# [TASK REQUIREMENTS]
Give the number of lines containing the word "tienes" and nothing more.

═══ SUPPLIED DATA

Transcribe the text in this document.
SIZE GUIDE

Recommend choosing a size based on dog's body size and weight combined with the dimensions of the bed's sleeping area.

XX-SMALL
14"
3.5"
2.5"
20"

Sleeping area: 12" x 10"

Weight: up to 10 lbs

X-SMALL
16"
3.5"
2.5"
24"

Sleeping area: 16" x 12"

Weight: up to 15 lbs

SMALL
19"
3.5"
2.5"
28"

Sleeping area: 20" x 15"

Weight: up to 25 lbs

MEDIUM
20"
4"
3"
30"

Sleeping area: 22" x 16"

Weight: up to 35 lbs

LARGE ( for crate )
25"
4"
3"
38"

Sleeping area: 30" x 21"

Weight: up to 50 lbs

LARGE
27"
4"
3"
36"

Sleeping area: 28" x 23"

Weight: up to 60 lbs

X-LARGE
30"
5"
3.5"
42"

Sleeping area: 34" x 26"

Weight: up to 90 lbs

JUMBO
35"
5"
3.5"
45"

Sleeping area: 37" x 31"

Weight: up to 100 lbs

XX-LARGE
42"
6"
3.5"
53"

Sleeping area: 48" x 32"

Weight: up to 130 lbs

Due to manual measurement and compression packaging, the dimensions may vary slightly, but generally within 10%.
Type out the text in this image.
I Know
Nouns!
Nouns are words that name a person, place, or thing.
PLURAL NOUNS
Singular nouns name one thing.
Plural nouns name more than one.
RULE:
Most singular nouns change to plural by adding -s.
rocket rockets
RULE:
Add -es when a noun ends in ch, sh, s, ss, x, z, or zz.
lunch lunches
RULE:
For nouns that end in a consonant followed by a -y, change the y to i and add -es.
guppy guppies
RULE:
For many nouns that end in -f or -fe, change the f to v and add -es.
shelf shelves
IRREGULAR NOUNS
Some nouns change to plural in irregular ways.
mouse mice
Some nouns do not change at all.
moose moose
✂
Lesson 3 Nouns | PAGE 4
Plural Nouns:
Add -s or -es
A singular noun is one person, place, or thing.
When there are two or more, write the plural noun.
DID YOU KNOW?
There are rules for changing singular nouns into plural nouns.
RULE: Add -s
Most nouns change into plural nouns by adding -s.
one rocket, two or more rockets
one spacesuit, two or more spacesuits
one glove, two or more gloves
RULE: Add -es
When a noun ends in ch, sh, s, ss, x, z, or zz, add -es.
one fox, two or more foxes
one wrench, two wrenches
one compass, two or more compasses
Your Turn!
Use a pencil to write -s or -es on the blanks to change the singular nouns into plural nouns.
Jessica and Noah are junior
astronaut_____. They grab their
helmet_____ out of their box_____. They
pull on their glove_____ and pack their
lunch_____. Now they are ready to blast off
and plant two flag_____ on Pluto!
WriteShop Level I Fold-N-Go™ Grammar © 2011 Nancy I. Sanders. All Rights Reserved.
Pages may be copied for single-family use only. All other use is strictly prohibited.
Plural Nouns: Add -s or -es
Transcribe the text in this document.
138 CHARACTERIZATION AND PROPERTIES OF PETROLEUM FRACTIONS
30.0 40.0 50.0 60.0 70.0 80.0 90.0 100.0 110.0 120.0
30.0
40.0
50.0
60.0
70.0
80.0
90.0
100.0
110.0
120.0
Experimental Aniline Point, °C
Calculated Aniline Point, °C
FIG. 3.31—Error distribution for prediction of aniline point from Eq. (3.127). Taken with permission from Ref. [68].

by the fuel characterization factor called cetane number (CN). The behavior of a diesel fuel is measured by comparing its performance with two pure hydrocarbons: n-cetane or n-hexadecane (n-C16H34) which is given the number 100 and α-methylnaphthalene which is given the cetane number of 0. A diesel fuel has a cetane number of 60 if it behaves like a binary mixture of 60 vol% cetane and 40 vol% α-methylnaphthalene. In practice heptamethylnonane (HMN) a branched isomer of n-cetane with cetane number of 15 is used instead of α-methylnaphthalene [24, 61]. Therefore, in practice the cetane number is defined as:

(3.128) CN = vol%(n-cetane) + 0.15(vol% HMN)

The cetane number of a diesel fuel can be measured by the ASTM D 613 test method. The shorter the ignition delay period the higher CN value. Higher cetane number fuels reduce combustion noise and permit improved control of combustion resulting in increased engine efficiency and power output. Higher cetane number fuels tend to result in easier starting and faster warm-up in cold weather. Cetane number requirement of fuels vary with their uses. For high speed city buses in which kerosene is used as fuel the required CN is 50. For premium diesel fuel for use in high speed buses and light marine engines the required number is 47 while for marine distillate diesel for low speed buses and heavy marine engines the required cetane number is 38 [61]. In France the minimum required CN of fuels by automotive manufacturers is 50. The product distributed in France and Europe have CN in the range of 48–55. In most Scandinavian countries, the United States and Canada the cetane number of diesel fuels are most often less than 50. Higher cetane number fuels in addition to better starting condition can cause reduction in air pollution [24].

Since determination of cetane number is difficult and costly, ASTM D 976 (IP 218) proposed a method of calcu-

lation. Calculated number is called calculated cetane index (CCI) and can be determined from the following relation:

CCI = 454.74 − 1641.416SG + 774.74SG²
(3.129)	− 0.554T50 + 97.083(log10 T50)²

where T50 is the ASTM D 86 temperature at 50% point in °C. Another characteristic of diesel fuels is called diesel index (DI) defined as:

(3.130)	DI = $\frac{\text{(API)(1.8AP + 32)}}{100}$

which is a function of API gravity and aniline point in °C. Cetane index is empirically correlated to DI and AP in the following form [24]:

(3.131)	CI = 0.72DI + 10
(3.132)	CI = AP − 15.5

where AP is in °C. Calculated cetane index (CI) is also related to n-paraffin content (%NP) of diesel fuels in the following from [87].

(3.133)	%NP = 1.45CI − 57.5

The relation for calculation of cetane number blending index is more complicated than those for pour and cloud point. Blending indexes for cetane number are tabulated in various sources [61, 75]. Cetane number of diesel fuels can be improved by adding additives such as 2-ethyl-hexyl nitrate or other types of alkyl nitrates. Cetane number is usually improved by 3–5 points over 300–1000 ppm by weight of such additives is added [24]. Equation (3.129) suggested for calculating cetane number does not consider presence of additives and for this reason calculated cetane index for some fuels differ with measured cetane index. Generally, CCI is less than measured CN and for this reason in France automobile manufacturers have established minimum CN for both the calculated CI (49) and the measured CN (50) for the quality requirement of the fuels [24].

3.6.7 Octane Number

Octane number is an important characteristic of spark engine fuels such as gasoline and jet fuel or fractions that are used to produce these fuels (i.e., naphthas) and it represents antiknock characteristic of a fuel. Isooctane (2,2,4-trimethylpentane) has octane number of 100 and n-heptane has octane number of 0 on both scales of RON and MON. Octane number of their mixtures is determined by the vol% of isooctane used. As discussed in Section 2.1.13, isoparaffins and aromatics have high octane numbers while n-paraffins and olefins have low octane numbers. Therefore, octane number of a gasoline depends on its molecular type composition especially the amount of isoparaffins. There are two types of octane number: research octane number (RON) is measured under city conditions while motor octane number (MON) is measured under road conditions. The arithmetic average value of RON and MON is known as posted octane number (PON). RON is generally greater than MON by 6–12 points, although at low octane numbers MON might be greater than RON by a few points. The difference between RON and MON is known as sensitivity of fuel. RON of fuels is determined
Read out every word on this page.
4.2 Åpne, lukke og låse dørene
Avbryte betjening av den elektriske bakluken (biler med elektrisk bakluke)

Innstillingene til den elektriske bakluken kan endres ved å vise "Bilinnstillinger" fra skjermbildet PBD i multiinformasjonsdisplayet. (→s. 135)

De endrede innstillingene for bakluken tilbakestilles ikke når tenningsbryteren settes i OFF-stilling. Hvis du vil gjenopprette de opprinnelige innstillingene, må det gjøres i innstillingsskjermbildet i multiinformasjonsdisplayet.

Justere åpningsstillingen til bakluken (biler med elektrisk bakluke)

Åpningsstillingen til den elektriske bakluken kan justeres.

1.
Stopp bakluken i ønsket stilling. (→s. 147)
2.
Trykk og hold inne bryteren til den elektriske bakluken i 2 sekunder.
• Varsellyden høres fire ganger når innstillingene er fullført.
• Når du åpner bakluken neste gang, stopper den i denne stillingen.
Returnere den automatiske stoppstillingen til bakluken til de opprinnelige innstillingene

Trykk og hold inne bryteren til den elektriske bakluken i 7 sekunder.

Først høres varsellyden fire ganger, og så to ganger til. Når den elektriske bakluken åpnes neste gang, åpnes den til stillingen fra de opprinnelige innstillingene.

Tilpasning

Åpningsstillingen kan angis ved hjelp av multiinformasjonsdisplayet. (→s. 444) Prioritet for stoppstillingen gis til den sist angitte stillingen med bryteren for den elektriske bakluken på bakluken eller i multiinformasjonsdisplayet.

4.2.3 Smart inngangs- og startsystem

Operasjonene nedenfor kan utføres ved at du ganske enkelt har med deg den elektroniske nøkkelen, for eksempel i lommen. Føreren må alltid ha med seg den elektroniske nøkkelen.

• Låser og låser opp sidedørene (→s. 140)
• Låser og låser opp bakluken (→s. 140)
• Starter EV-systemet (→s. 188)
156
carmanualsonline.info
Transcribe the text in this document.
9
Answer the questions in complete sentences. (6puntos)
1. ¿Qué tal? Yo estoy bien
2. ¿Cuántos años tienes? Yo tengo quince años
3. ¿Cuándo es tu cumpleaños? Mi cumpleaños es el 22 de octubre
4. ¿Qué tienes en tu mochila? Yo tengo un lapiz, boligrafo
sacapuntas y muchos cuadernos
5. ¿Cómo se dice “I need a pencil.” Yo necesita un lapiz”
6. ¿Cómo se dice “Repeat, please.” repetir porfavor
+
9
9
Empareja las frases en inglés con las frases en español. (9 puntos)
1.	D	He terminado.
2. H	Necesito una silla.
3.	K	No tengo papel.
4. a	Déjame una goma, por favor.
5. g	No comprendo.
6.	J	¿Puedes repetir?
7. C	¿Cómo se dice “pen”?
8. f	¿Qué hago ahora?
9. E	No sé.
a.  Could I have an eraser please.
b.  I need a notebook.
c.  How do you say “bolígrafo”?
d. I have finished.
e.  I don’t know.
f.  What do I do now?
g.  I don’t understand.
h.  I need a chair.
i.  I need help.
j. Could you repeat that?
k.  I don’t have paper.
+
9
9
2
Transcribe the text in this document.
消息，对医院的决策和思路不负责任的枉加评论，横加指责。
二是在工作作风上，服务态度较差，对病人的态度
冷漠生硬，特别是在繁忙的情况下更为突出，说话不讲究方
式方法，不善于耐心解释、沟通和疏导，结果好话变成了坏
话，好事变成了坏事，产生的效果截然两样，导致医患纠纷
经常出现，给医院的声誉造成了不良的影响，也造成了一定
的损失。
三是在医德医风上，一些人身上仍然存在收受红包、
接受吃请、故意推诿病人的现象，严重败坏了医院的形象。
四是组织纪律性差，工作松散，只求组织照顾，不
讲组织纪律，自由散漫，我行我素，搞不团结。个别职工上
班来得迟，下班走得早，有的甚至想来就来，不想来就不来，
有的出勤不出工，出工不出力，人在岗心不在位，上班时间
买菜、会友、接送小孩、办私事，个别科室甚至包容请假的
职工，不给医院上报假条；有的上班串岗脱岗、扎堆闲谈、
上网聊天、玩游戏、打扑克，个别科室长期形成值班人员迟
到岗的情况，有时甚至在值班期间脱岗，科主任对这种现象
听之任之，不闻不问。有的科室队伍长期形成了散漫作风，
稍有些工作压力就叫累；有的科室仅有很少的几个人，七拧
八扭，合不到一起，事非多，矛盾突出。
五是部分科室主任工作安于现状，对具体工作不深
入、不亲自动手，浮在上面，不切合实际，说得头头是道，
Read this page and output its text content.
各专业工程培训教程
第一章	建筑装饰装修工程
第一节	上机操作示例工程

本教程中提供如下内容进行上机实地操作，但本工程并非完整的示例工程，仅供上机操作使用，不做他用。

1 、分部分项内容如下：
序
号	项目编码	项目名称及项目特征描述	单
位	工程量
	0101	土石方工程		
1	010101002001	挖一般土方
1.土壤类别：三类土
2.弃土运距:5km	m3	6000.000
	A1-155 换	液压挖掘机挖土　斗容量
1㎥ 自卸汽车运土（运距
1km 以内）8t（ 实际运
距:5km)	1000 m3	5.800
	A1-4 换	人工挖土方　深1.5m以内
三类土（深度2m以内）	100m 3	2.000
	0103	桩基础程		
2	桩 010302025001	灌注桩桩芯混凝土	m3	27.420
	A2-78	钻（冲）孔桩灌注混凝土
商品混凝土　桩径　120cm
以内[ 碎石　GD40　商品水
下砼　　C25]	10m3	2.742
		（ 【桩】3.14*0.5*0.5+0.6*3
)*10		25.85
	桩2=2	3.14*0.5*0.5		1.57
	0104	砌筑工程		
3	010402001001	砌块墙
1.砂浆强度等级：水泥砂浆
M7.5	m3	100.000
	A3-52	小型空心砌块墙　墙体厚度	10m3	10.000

══════

# [RESPONSE BELOW]
2